OBJECTIVE | The records that follow need to be output exactly as they are.
╭─ MATERIAL FOR THIS TASK
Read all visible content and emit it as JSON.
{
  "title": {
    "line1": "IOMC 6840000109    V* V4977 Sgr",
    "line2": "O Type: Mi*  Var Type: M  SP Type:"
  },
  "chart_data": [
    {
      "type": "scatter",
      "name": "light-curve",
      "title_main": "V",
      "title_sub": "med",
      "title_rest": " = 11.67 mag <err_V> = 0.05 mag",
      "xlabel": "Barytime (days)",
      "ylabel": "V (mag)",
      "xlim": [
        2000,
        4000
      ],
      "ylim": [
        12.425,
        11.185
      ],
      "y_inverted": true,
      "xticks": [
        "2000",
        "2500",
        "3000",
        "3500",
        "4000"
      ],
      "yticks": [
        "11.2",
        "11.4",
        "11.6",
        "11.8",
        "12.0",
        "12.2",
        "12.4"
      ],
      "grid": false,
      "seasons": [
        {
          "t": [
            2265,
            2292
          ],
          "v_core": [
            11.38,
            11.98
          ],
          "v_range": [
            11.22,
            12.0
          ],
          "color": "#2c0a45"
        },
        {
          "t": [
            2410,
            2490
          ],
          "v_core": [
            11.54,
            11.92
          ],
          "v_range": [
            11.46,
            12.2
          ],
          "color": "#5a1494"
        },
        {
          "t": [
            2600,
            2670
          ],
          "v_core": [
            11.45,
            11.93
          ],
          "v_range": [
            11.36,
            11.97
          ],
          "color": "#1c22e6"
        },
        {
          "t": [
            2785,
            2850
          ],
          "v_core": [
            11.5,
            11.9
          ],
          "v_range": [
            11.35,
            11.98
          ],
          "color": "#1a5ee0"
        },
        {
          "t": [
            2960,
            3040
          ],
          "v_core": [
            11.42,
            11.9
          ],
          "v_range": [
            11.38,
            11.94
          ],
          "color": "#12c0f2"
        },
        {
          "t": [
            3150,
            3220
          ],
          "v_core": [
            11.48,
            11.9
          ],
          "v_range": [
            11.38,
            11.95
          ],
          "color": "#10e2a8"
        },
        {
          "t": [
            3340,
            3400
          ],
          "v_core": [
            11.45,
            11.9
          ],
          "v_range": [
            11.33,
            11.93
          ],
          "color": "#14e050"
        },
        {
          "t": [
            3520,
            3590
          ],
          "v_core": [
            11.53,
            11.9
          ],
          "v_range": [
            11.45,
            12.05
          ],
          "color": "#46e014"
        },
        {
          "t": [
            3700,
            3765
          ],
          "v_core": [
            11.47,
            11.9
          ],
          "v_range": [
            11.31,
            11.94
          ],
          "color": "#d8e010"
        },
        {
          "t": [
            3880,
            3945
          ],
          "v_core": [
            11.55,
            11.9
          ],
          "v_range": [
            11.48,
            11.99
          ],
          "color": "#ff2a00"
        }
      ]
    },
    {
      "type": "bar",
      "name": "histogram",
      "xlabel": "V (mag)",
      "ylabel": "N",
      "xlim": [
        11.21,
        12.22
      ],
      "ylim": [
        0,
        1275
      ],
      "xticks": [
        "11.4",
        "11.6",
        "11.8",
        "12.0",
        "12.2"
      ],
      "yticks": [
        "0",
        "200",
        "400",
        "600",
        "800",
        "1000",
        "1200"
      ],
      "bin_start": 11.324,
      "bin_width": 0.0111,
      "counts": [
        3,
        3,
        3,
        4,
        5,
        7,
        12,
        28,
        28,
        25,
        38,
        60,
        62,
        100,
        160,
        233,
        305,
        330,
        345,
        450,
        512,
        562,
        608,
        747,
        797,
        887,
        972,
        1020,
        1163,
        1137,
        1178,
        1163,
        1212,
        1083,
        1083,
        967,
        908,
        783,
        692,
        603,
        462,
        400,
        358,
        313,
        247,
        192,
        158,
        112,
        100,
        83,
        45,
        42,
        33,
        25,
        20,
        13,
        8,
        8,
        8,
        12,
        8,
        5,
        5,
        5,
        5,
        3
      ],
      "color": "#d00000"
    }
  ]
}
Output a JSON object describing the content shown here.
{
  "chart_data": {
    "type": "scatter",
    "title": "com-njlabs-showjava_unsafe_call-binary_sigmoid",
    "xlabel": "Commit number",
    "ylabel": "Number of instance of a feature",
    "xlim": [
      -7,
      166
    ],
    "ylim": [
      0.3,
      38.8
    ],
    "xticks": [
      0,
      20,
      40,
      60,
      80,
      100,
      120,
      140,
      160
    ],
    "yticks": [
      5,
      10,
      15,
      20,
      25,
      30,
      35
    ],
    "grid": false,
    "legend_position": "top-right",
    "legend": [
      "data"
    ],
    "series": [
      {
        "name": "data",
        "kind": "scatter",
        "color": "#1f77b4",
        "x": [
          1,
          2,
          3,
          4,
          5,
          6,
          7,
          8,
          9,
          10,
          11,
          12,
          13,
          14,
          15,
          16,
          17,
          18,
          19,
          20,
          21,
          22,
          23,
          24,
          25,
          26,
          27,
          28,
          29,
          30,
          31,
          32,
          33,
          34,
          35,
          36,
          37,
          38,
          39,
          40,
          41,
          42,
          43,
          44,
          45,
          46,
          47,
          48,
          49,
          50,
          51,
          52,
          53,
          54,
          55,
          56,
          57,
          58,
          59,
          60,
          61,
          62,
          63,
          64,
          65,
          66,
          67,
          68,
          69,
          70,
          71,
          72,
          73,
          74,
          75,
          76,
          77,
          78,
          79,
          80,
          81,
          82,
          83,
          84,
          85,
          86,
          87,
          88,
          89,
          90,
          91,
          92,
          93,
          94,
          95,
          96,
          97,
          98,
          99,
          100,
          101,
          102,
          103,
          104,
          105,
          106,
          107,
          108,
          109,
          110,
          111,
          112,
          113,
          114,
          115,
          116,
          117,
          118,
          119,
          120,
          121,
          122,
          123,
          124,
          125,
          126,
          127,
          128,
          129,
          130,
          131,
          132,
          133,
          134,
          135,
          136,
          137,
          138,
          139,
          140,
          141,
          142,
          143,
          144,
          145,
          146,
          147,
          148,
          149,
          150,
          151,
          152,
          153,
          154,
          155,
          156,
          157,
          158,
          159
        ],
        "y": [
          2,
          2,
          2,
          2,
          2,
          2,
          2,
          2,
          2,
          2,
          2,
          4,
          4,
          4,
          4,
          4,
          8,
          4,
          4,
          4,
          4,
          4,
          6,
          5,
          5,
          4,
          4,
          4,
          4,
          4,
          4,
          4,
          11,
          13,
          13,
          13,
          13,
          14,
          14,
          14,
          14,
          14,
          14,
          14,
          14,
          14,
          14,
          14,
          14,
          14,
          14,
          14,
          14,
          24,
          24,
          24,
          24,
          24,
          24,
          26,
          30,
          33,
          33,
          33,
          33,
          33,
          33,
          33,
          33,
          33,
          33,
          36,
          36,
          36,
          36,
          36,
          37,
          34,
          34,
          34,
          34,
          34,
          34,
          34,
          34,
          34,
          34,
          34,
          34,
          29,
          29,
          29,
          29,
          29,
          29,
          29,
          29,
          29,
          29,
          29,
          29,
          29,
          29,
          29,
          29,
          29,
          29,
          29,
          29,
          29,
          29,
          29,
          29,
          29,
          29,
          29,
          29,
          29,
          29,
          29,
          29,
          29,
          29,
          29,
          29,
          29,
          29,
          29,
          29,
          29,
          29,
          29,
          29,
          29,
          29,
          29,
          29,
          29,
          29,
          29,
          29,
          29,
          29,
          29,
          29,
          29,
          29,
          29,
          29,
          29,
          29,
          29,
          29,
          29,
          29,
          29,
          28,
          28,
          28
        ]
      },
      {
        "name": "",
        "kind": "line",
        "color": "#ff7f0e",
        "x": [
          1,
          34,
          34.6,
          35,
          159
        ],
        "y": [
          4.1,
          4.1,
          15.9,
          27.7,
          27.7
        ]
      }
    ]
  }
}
╰─
FULL ANSWER |
Read all visible content and emit it as JSON.
{
  "title": {
    "line1": "IOMC 6840000109    V* V4977 Sgr",
    "line2": "O Type: Mi*  Var Type: M  SP Type:"
  },
  "chart_data": [
    {
      "type": "scatter",
      "name": "light-curve",
      "title_main": "V",
      "title_sub": "med",
      "title_rest": " = 11.67 mag <err_V> = 0.05 mag",
      "xlabel": "Barytime (days)",
      "ylabel": "V (mag)",
      "xlim": [
        2000,
        4000
      ],
      "ylim": [
        12.425,
        11.185
      ],
      "y_inverted": true,
      "xticks": [
        "2000",
        "2500",
        "3000",
        "3500",
        "4000"
      ],
      "yticks": [
        "11.2",
        "11.4",
        "11.6",
        "11.8",
        "12.0",
        "12.2",
        "12.4"
      ],
      "grid": false,
      "seasons": [
        {
          "t": [
            2265,
            2292
          ],
          "v_core": [
            11.38,
            11.98
          ],
          "v_range": [
            11.22,
            12.0
          ],
          "color": "#2c0a45"
        },
        {
          "t": [
            2410,
            2490
          ],
          "v_core": [
            11.54,
            11.92
          ],
          "v_range": [
            11.46,
            12.2
          ],
          "color": "#5a1494"
        },
        {
          "t": [
            2600,
            2670
          ],
          "v_core": [
            11.45,
            11.93
          ],
          "v_range": [
            11.36,
            11.97
          ],
          "color": "#1c22e6"
        },
        {
          "t": [
            2785,
            2850
          ],
          "v_core": [
            11.5,
            11.9
          ],
          "v_range": [
            11.35,
            11.98
          ],
          "color": "#1a5ee0"
        },
        {
          "t": [
            2960,
            3040
          ],
          "v_core": [
            11.42,
            11.9
          ],
          "v_range": [
            11.38,
            11.94
          ],
          "color": "#12c0f2"
        },
        {
          "t": [
            3150,
            3220
          ],
          "v_core": [
            11.48,
            11.9
          ],
          "v_range": [
            11.38,
            11.95
          ],
          "color": "#10e2a8"
        },
        {
          "t": [
            3340,
            3400
          ],
          "v_core": [
            11.45,
            11.9
          ],
          "v_range": [
            11.33,
            11.93
          ],
          "color": "#14e050"
        },
        {
          "t": [
            3520,
            3590
          ],
          "v_core": [
            11.53,
            11.9
          ],
          "v_range": [
            11.45,
            12.05
          ],
          "color": "#46e014"
        },
        {
          "t": [
            3700,
            3765
          ],
          "v_core": [
            11.47,
            11.9
          ],
          "v_range": [
            11.31,
            11.94
          ],
          "color": "#d8e010"
        },
        {
          "t": [
            3880,
            3945
          ],
          "v_core": [
            11.55,
            11.9
          ],
          "v_range": [
            11.48,
            11.99
          ],
          "color": "#ff2a00"
        }
      ]
    },
    {
      "type": "bar",
      "name": "histogram",
      "xlabel": "V (mag)",
      "ylabel": "N",
      "xlim": [
        11.21,
        12.22
      ],
      "ylim": [
        0,
        1275
      ],
      "xticks": [
        "11.4",
        "11.6",
        "11.8",
        "12.0",
        "12.2"
      ],
      "yticks": [
        "0",
        "200",
        "400",
        "600",
        "800",
        "1000",
        "1200"
      ],
      "bin_start": 11.324,
      "bin_width": 0.0111,
      "counts": [
        3,
        3,
        3,
        4,
        5,
        7,
        12,
        28,
        28,
        25,
        38,
        60,
        62,
        100,
        160,
        233,
        305,
        330,
        345,
        450,
        512,
        562,
        608,
        747,
        797,
        887,
        972,
        1020,
        1163,
        1137,
        1178,
        1163,
        1212,
        1083,
        1083,
        967,
        908,
        783,
        692,
        603,
        462,
        400,
        358,
        313,
        247,
        192,
        158,
        112,
        100,
        83,
        45,
        42,
        33,
        25,
        20,
        13,
        8,
        8,
        8,
        12,
        8,
        5,
        5,
        5,
        5,
        3
      ],
      "color": "#d00000"
    }
  ]
}
Output a JSON object describing the content shown here.
{
  "chart_data": {
    "type": "scatter",
    "title": "com-njlabs-showjava_unsafe_call-binary_sigmoid",
    "xlabel": "Commit number",
    "ylabel": "Number of instance of a feature",
    "xlim": [
      -7,
      166
    ],
    "ylim": [
      0.3,
      38.8
    ],
    "xticks": [
      0,
      20,
      40,
      60,
      80,
      100,
      120,
      140,
      160
    ],
    "yticks": [
      5,
      10,
      15,
      20,
      25,
      30,
      35
    ],
    "grid": false,
    "legend_position": "top-right",
    "legend": [
      "data"
    ],
    "series": [
      {
        "name": "data",
        "kind": "scatter",
        "color": "#1f77b4",
        "x": [
          1,
          2,
          3,
          4,
          5,
          6,
          7,
          8,
          9,
          10,
          11,
          12,
          13,
          14,
          15,
          16,
          17,
          18,
          19,
          20,
          21,
          22,
          23,
          24,
          25,
          26,
          27,
          28,
          29,
          30,
          31,
          32,
          33,
          34,
          35,
          36,
          37,
          38,
          39,
          40,
          41,
          42,
          43,
          44,
          45,
          46,
          47,
          48,
          49,
          50,
          51,
          52,
          53,
          54,
          55,
          56,
          57,
          58,
          59,
          60,
          61,
          62,
          63,
          64,
          65,
          66,
          67,
          68,
          69,
          70,
          71,
          72,
          73,
          74,
          75,
          76,
          77,
          78,
          79,
          80,
          81,
          82,
          83,
          84,
          85,
          86,
          87,
          88,
          89,
          90,
          91,
          92,
          93,
          94,
          95,
          96,
          97,
          98,
          99,
          100,
          101,
          102,
          103,
          104,
          105,
          106,
          107,
          108,
          109,
          110,
          111,
          112,
          113,
          114,
          115,
          116,
          117,
          118,
          119,
          120,
          121,
          122,
          123,
          124,
          125,
          126,
          127,
          128,
          129,
          130,
          131,
          132,
          133,
          134,
          135,
          136,
          137,
          138,
          139,
          140,
          141,
          142,
          143,
          144,
          145,
          146,
          147,
          148,
          149,
          150,
          151,
          152,
          153,
          154,
          155,
          156,
          157,
          158,
          159
        ],
        "y": [
          2,
          2,
          2,
          2,
          2,
          2,
          2,
          2,
          2,
          2,
          2,
          4,
          4,
          4,
          4,
          4,
          8,
          4,
          4,
          4,
          4,
          4,
          6,
          5,
          5,
          4,
          4,
          4,
          4,
          4,
          4,
          4,
          11,
          13,
          13,
          13,
          13,
          14,
          14,
          14,
          14,
          14,
          14,
          14,
          14,
          14,
          14,
          14,
          14,
          14,
          14,
          14,
          14,
          24,
          24,
          24,
          24,
          24,
          24,
          26,
          30,
          33,
          33,
          33,
          33,
          33,
          33,
          33,
          33,
          33,
          33,
          36,
          36,
          36,
          36,
          36,
          37,
          34,
          34,
          34,
          34,
          34,
          34,
          34,
          34,
          34,
          34,
          34,
          34,
          29,
          29,
          29,
          29,
          29,
          29,
          29,
          29,
          29,
          29,
          29,
          29,
          29,
          29,
          29,
          29,
          29,
          29,
          29,
          29,
          29,
          29,
          29,
          29,
          29,
          29,
          29,
          29,
          29,
          29,
          29,
          29,
          29,
          29,
          29,
          29,
          29,
          29,
          29,
          29,
          29,
          29,
          29,
          29,
          29,
          29,
          29,
          29,
          29,
          29,
          29,
          29,
          29,
          29,
          29,
          29,
          29,
          29,
          29,
          29,
          29,
          29,
          29,
          29,
          29,
          29,
          29,
          28,
          28,
          28
        ]
      },
      {
        "name": "",
        "kind": "line",
        "color": "#ff7f0e",
        "x": [
          1,
          34,
          34.6,
          35,
          159
        ],
        "y": [
          4.1,
          4.1,
          15.9,
          27.7,
          27.7
        ]
      }
    ]
  }
}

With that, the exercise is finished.